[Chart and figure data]
──────────────────────────────
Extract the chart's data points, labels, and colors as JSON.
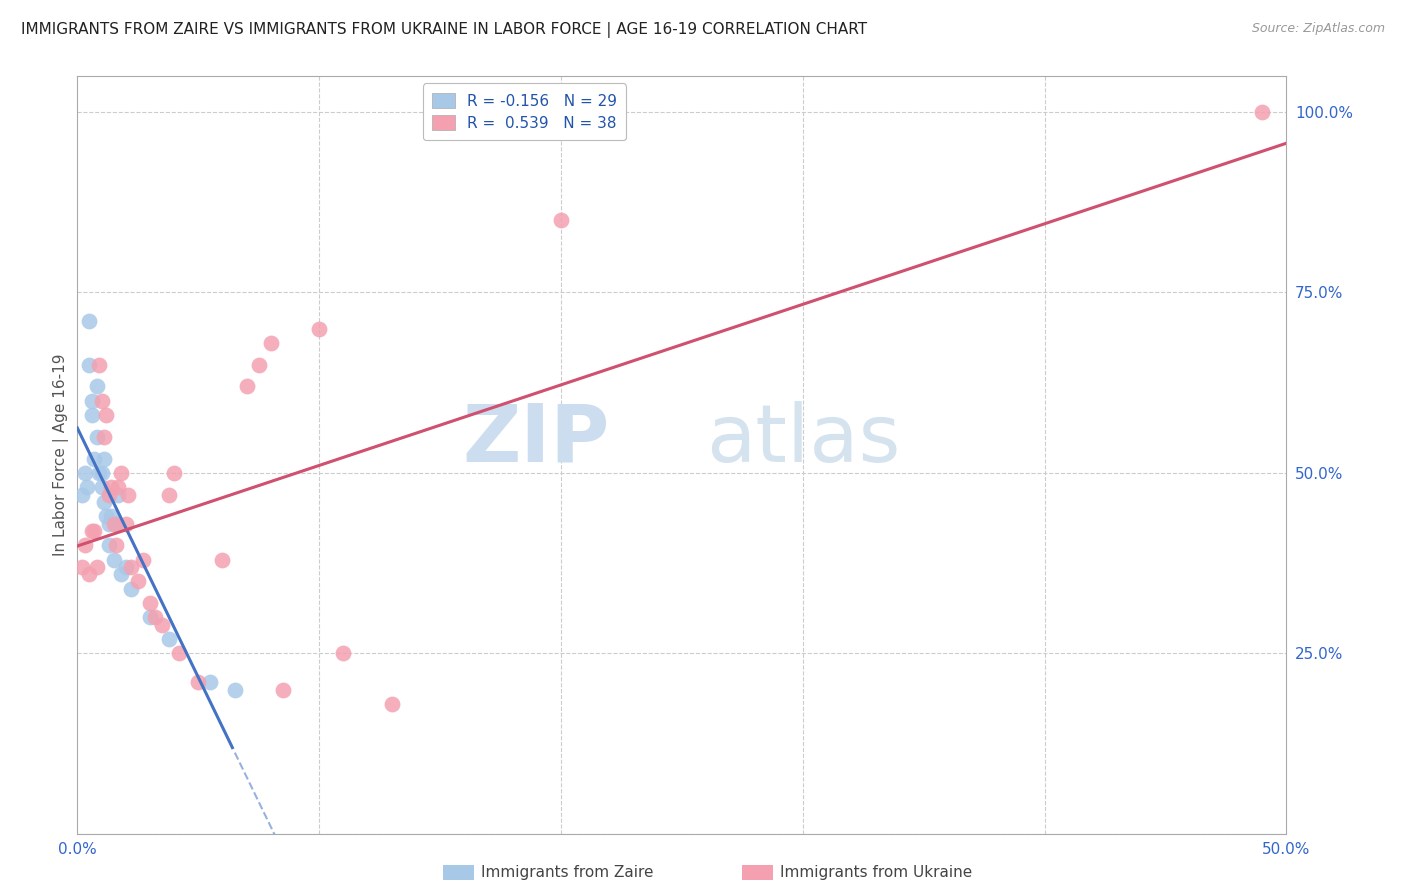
{
  "title": "IMMIGRANTS FROM ZAIRE VS IMMIGRANTS FROM UKRAINE IN LABOR FORCE | AGE 16-19 CORRELATION CHART",
  "source_text": "Source: ZipAtlas.com",
  "ylabel": "In Labor Force | Age 16-19",
  "xlim": [
    0.0,
    0.5
  ],
  "ylim": [
    0.0,
    1.05
  ],
  "xtick_positions": [
    0.0,
    0.1,
    0.2,
    0.3,
    0.4,
    0.5
  ],
  "xticklabels": [
    "0.0%",
    "",
    "",
    "",
    "",
    "50.0%"
  ],
  "ytick_positions": [
    0.0,
    0.25,
    0.5,
    0.75,
    1.0
  ],
  "yticklabels_right": [
    "",
    "25.0%",
    "50.0%",
    "75.0%",
    "100.0%"
  ],
  "zaire_x": [
    0.002,
    0.003,
    0.004,
    0.005,
    0.005,
    0.006,
    0.006,
    0.007,
    0.008,
    0.008,
    0.009,
    0.01,
    0.01,
    0.011,
    0.011,
    0.012,
    0.013,
    0.013,
    0.014,
    0.015,
    0.016,
    0.017,
    0.018,
    0.02,
    0.022,
    0.03,
    0.038,
    0.055,
    0.065
  ],
  "zaire_y": [
    0.47,
    0.5,
    0.48,
    0.71,
    0.65,
    0.6,
    0.58,
    0.52,
    0.62,
    0.55,
    0.5,
    0.48,
    0.5,
    0.52,
    0.46,
    0.44,
    0.4,
    0.43,
    0.44,
    0.38,
    0.43,
    0.47,
    0.36,
    0.37,
    0.34,
    0.3,
    0.27,
    0.21,
    0.2
  ],
  "ukraine_x": [
    0.002,
    0.003,
    0.005,
    0.006,
    0.007,
    0.008,
    0.009,
    0.01,
    0.011,
    0.012,
    0.013,
    0.014,
    0.015,
    0.016,
    0.017,
    0.018,
    0.02,
    0.021,
    0.022,
    0.025,
    0.027,
    0.03,
    0.032,
    0.035,
    0.038,
    0.04,
    0.042,
    0.05,
    0.06,
    0.07,
    0.075,
    0.08,
    0.085,
    0.1,
    0.11,
    0.13,
    0.2,
    0.49
  ],
  "ukraine_y": [
    0.37,
    0.4,
    0.36,
    0.42,
    0.42,
    0.37,
    0.65,
    0.6,
    0.55,
    0.58,
    0.47,
    0.48,
    0.43,
    0.4,
    0.48,
    0.5,
    0.43,
    0.47,
    0.37,
    0.35,
    0.38,
    0.32,
    0.3,
    0.29,
    0.47,
    0.5,
    0.25,
    0.21,
    0.38,
    0.62,
    0.65,
    0.68,
    0.2,
    0.7,
    0.25,
    0.18,
    0.85,
    1.0
  ],
  "zaire_color": "#a8c8e8",
  "ukraine_color": "#f4a0b0",
  "zaire_line_color": "#4472c4",
  "ukraine_line_color": "#d05070",
  "background_color": "#ffffff",
  "grid_color": "#cccccc",
  "title_fontsize": 11,
  "axis_fontsize": 11
}
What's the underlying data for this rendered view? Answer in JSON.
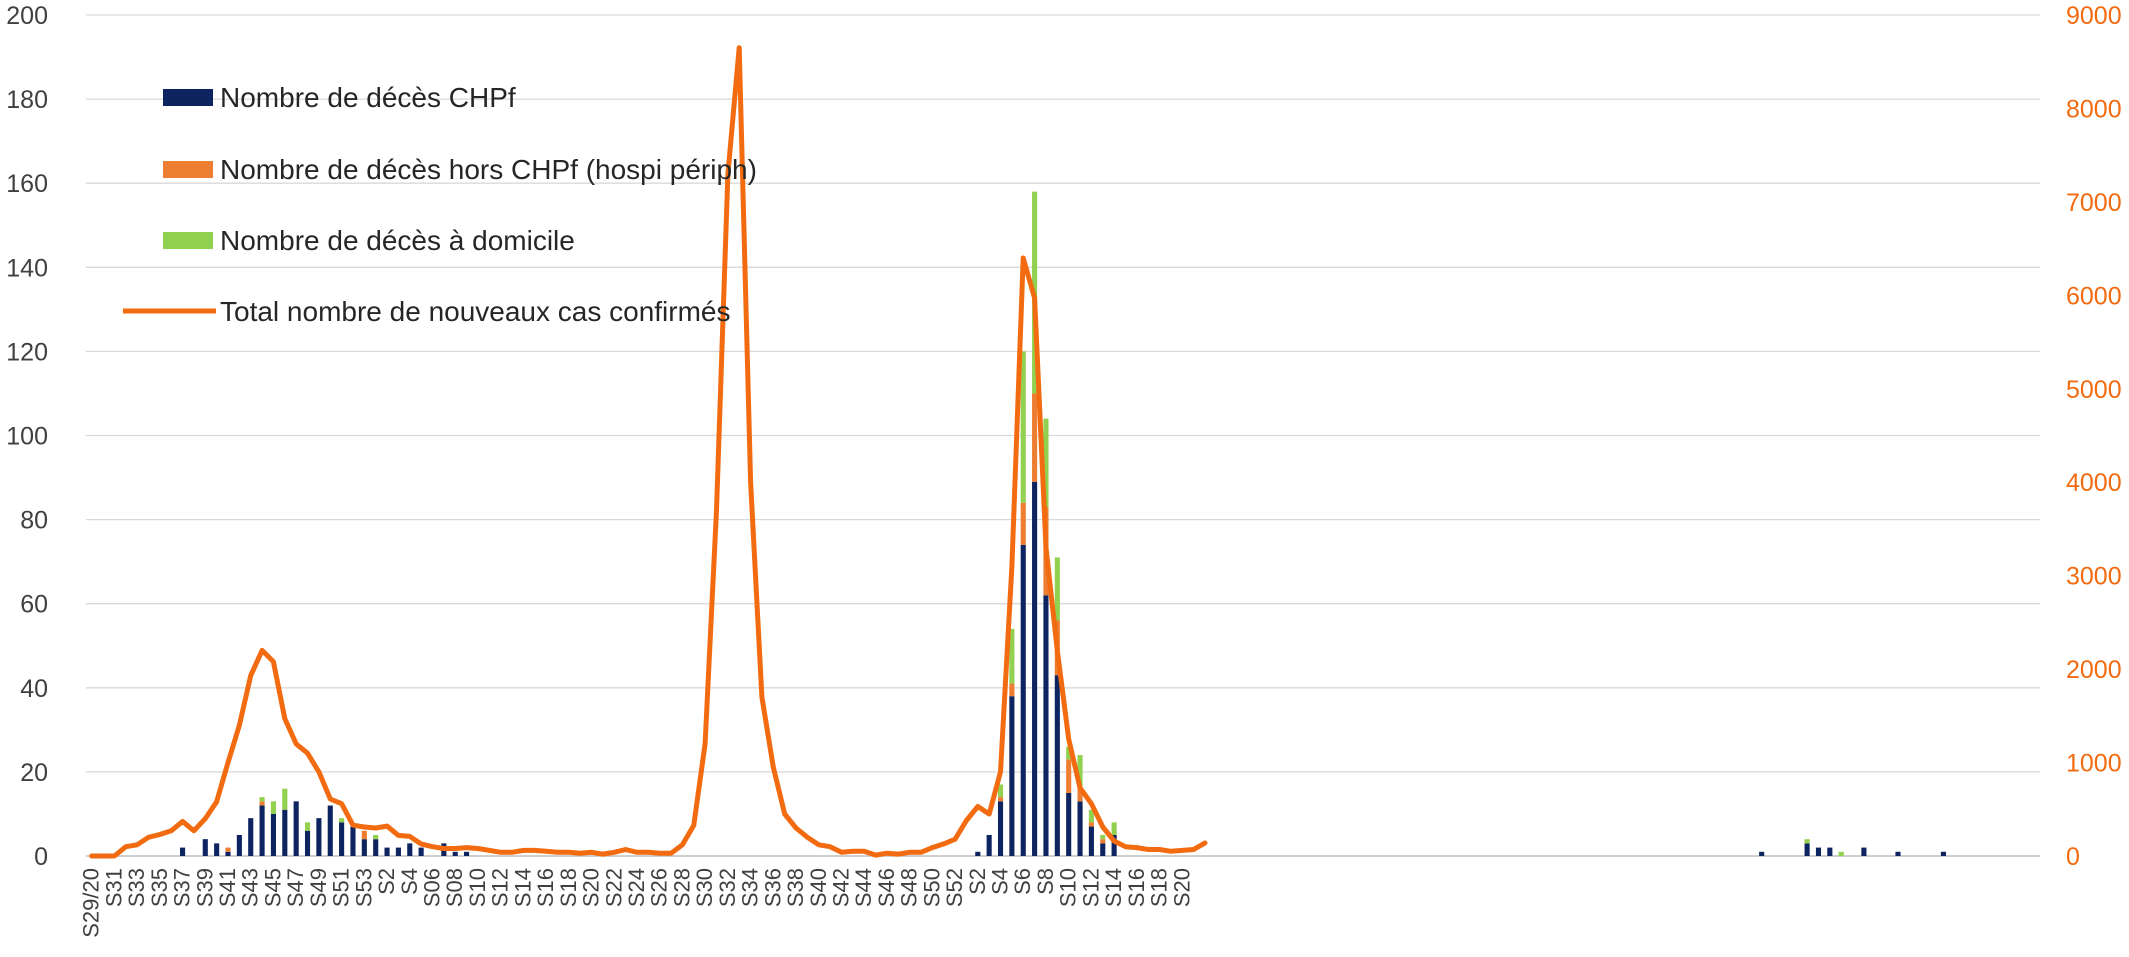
{
  "chart_data": {
    "type": "bar",
    "title": "",
    "xlabel": "",
    "ylabel": "",
    "y2label": "",
    "ylim": [
      0,
      200
    ],
    "y2lim": [
      0,
      9000
    ],
    "y_ticks": [
      0,
      20,
      40,
      60,
      80,
      100,
      120,
      140,
      160,
      180,
      200
    ],
    "y2_ticks": [
      0,
      1000,
      2000,
      3000,
      4000,
      5000,
      6000,
      7000,
      8000,
      9000
    ],
    "grid": true,
    "legend_position": "top-left",
    "x_tick_labels": [
      "S29/20",
      "S31",
      "S33",
      "S35",
      "S37",
      "S39",
      "S41",
      "S43",
      "S45",
      "S47",
      "S49",
      "S51",
      "S53",
      "S2",
      "S4",
      "S06",
      "S08",
      "S10",
      "S12",
      "S14",
      "S16",
      "S18",
      "S20",
      "S22",
      "S24",
      "S26",
      "S28",
      "S30",
      "S32",
      "S34",
      "S36",
      "S38",
      "S40",
      "S42",
      "S44",
      "S46",
      "S48",
      "S50",
      "S52",
      "S2",
      "S4",
      "S6",
      "S8",
      "S10",
      "S12",
      "S14",
      "S16",
      "S18",
      "S20"
    ],
    "colors": {
      "chpf": "#0E2461",
      "hors": "#ED7D31",
      "domicile": "#92D050",
      "total": "#F26B10"
    },
    "series": [
      {
        "name": "Nombre de décès CHPf",
        "type": "bar",
        "color_key": "chpf",
        "values": [
          0,
          0,
          0,
          0,
          0,
          0,
          0,
          0,
          2,
          0,
          4,
          3,
          1,
          5,
          9,
          12,
          10,
          11,
          13,
          6,
          9,
          12,
          8,
          7,
          4,
          4,
          2,
          2,
          3,
          2,
          0,
          3,
          1,
          1,
          0,
          0,
          0,
          0,
          0,
          0,
          0,
          0,
          0,
          0,
          0,
          0,
          0,
          0,
          0,
          0,
          0,
          0,
          0,
          0,
          0,
          0,
          0,
          0,
          0,
          0,
          0,
          0,
          0,
          0,
          0,
          0,
          0,
          0,
          0,
          0,
          0,
          0,
          0,
          0,
          0,
          0,
          0,
          0,
          1,
          5,
          13,
          38,
          74,
          89,
          62,
          43,
          15,
          13,
          7,
          3,
          5,
          0,
          0,
          0,
          0,
          0,
          0,
          0,
          0,
          0,
          0,
          0,
          0,
          0,
          0,
          0,
          0,
          0,
          0,
          0,
          0,
          0,
          0,
          0,
          0,
          0,
          0,
          0,
          0,
          0,
          0,
          0,
          0,
          0,
          0,
          0,
          0,
          0,
          0,
          0,
          0,
          0,
          0,
          0,
          0,
          0,
          0,
          0,
          0,
          0,
          0,
          0,
          0,
          0,
          0,
          0,
          0,
          1,
          0,
          0,
          0,
          3,
          2,
          2,
          0,
          0,
          2,
          0,
          0,
          1,
          0,
          0,
          0,
          1,
          0,
          0,
          0,
          0,
          0,
          0,
          0,
          0
        ]
      },
      {
        "name": "Nombre de décès hors CHPf (hospi périph)",
        "type": "bar",
        "color_key": "hors",
        "values": [
          0,
          0,
          0,
          0,
          0,
          0,
          0,
          0,
          0,
          0,
          0,
          0,
          1,
          0,
          0,
          1,
          0,
          0,
          0,
          0,
          0,
          0,
          0,
          0,
          2,
          0,
          0,
          0,
          0,
          0,
          0,
          0,
          0,
          0,
          0,
          0,
          0,
          0,
          0,
          0,
          0,
          0,
          0,
          0,
          0,
          0,
          0,
          0,
          0,
          0,
          0,
          0,
          0,
          0,
          0,
          0,
          0,
          0,
          0,
          0,
          0,
          0,
          0,
          0,
          0,
          0,
          0,
          0,
          0,
          0,
          0,
          0,
          0,
          0,
          0,
          0,
          0,
          0,
          0,
          0,
          1,
          3,
          10,
          21,
          21,
          13,
          8,
          3,
          1,
          1,
          0,
          0,
          0,
          0,
          0,
          0,
          0,
          0,
          0,
          0,
          0,
          0,
          0,
          0,
          0,
          0,
          0,
          0,
          0,
          0,
          0,
          0,
          0,
          0,
          0,
          0,
          0,
          0,
          0,
          0,
          0,
          0,
          0,
          0,
          0,
          0,
          0,
          0,
          0,
          0,
          0,
          0,
          0,
          0,
          0,
          0,
          0,
          0,
          0,
          0,
          0,
          0,
          0,
          0,
          0,
          0,
          0,
          0,
          0,
          0,
          0,
          0,
          0,
          0,
          0,
          0,
          0,
          0,
          0,
          0,
          0,
          0,
          0,
          0,
          0,
          0,
          0,
          0,
          0,
          0,
          0,
          0
        ]
      },
      {
        "name": "Nombre de décès à domicile",
        "type": "bar",
        "color_key": "domicile",
        "values": [
          0,
          0,
          0,
          0,
          0,
          0,
          0,
          0,
          0,
          0,
          0,
          0,
          0,
          0,
          0,
          1,
          3,
          5,
          0,
          2,
          0,
          0,
          1,
          0,
          0,
          1,
          0,
          0,
          0,
          0,
          0,
          0,
          0,
          0,
          0,
          0,
          0,
          0,
          0,
          0,
          0,
          0,
          0,
          0,
          0,
          0,
          0,
          0,
          0,
          0,
          0,
          0,
          0,
          0,
          0,
          0,
          0,
          0,
          0,
          0,
          0,
          0,
          0,
          0,
          0,
          0,
          0,
          0,
          0,
          0,
          0,
          0,
          0,
          0,
          0,
          0,
          0,
          0,
          0,
          0,
          3,
          13,
          36,
          48,
          21,
          15,
          3,
          8,
          3,
          1,
          3,
          0,
          0,
          0,
          0,
          0,
          0,
          0,
          0,
          0,
          0,
          0,
          0,
          0,
          0,
          0,
          0,
          0,
          0,
          0,
          0,
          0,
          0,
          0,
          0,
          0,
          0,
          0,
          0,
          0,
          0,
          0,
          0,
          0,
          0,
          0,
          0,
          0,
          0,
          0,
          0,
          0,
          0,
          0,
          0,
          0,
          0,
          0,
          0,
          0,
          0,
          0,
          0,
          0,
          0,
          0,
          0,
          0,
          0,
          0,
          0,
          1,
          0,
          0,
          1,
          0,
          0,
          0,
          0,
          0,
          0,
          0,
          0,
          0,
          0,
          0,
          0,
          0,
          0,
          0,
          0,
          0
        ]
      },
      {
        "name": "Total nombre de nouveaux cas confirmés",
        "type": "line",
        "axis": "right",
        "color_key": "total",
        "values": [
          0,
          0,
          0,
          100,
          120,
          200,
          230,
          270,
          370,
          270,
          400,
          580,
          1000,
          1400,
          1930,
          2200,
          2080,
          1470,
          1200,
          1100,
          900,
          610,
          560,
          330,
          310,
          300,
          320,
          220,
          210,
          130,
          100,
          80,
          80,
          90,
          80,
          60,
          40,
          40,
          60,
          60,
          50,
          40,
          40,
          30,
          40,
          20,
          40,
          70,
          40,
          40,
          30,
          30,
          120,
          330,
          1200,
          3700,
          7300,
          8650,
          4000,
          1700,
          950,
          450,
          300,
          200,
          120,
          100,
          40,
          50,
          50,
          10,
          30,
          20,
          40,
          40,
          90,
          130,
          180,
          380,
          530,
          450,
          900,
          3100,
          6400,
          5970,
          3300,
          2200,
          1250,
          730,
          560,
          310,
          160,
          100,
          90,
          70,
          70,
          50,
          60,
          70,
          140
        ]
      }
    ]
  },
  "legend": {
    "items": [
      {
        "label": "Nombre de décès CHPf",
        "kind": "bar",
        "color": "#0E2461"
      },
      {
        "label": "Nombre de décès hors CHPf (hospi périph)",
        "kind": "bar",
        "color": "#ED7D31"
      },
      {
        "label": "Nombre de décès à domicile",
        "kind": "bar",
        "color": "#92D050"
      },
      {
        "label": "Total nombre de nouveaux cas confirmés",
        "kind": "line",
        "color": "#F26B10"
      }
    ]
  }
}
──────────────────────────────
- What to work on -
In the listing above, find each line with the word "domicile" and copy it.

- Problem solution -
      "domicile": "#92D050",
        "name": "Nombre de décès à domicile",
        "color_key": "domicile",
        "label": "Nombre de décès à domicile",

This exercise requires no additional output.